> **Data to use**
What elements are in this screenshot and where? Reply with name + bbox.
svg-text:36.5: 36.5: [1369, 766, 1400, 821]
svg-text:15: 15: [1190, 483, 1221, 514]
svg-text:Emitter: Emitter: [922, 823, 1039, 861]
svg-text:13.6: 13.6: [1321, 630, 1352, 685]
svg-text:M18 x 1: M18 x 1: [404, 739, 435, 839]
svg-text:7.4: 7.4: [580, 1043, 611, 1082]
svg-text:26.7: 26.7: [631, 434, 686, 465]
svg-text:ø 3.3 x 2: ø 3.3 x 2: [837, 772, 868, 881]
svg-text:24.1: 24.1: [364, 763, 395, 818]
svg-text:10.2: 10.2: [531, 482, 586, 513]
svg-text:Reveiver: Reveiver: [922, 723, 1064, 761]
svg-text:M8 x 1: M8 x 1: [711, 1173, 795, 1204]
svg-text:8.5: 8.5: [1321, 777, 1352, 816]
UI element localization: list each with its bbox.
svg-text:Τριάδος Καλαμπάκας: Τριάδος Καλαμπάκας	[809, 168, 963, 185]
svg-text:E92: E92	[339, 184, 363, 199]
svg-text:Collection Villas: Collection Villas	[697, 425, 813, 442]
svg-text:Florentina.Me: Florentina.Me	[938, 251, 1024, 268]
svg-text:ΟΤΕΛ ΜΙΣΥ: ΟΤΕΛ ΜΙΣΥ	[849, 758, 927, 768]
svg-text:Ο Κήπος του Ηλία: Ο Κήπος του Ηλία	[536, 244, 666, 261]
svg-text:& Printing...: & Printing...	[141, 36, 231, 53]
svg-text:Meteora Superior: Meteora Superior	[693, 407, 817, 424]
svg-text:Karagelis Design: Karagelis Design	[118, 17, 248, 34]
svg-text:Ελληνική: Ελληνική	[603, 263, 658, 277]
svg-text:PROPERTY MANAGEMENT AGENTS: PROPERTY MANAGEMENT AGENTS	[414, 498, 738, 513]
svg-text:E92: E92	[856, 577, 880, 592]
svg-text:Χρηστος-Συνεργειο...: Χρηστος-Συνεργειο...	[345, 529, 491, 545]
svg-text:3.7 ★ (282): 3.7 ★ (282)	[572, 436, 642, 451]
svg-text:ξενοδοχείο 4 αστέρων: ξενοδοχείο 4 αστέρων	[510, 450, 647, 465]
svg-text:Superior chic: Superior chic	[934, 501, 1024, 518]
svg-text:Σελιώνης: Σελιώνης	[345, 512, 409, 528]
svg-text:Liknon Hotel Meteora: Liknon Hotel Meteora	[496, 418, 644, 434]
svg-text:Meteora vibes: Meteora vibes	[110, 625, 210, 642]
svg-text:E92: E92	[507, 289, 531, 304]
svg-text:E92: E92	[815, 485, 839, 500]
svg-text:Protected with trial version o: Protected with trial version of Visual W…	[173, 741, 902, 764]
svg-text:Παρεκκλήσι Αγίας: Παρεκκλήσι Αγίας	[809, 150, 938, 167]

> **Problem**
Pull out every line of the records that contains the string "Superior", matching case exactly.

> **Task output**
svg-text:Meteora Superior: Meteora Superior	[693, 407, 817, 424]
svg-text:Superior chic: Superior chic	[934, 501, 1024, 518]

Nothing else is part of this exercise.